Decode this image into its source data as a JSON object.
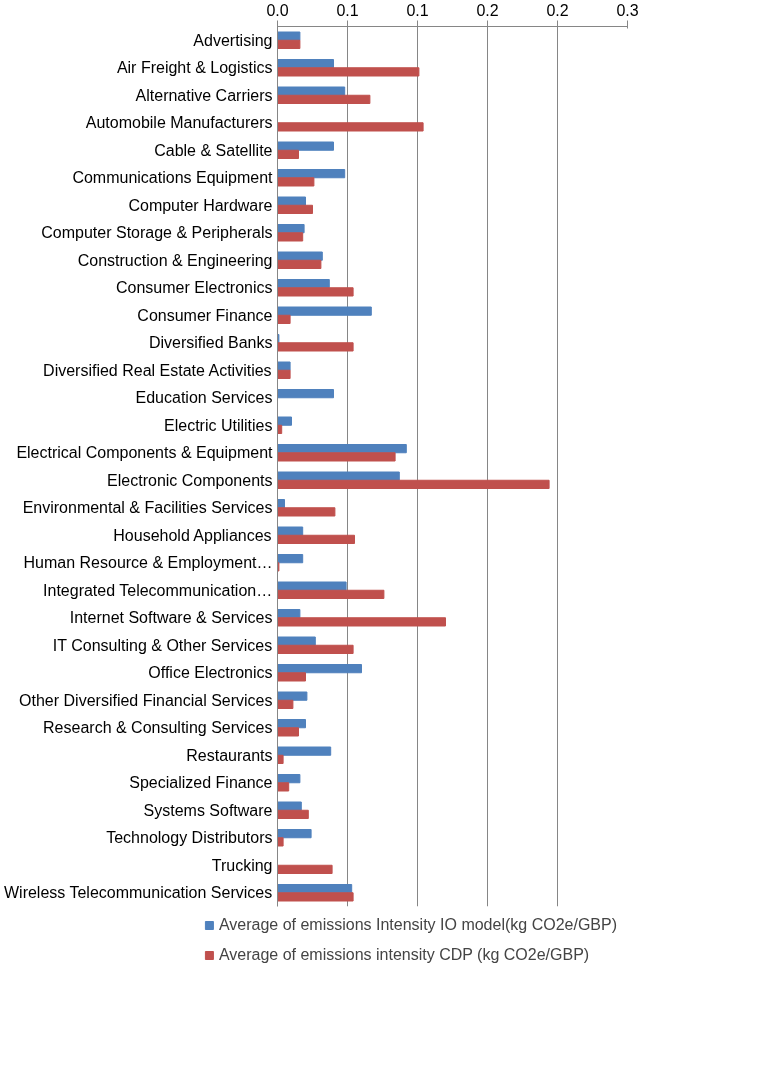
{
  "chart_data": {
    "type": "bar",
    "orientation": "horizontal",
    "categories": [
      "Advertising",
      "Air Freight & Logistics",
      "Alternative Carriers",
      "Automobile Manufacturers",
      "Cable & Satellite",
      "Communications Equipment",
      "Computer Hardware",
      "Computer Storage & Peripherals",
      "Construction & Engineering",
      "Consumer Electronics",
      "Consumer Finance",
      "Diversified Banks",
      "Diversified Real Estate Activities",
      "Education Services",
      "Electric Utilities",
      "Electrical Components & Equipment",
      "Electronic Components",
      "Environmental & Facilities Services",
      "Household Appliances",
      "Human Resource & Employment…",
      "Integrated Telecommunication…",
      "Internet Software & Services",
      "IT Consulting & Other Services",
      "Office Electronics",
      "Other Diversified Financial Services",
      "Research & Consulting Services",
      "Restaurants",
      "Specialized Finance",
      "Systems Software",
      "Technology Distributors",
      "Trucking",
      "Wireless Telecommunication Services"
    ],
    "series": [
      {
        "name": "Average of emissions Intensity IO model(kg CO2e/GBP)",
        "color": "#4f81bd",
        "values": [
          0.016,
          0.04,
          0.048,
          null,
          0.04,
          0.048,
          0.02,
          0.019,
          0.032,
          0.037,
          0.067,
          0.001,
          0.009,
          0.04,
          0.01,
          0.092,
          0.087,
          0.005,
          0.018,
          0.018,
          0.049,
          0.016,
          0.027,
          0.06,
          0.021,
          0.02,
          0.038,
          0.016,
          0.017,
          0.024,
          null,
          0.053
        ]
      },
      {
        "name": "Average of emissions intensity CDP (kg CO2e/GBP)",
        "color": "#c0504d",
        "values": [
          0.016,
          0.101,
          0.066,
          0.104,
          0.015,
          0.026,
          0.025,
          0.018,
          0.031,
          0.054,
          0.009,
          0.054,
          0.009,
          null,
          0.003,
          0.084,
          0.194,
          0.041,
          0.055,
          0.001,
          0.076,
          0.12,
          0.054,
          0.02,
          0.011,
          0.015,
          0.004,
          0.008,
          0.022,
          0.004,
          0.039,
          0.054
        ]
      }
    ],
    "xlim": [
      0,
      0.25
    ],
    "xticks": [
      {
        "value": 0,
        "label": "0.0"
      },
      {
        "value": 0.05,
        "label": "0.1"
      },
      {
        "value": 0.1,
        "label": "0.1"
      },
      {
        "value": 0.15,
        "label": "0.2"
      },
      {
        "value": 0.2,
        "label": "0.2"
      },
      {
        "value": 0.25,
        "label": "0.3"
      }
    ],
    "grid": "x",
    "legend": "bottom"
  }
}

### Directive:
Out of the records, collect only those lines that contain the string "Consulting".

### Answer to this task:
      "IT Consulting & Other Services",
      "Research & Consulting Services",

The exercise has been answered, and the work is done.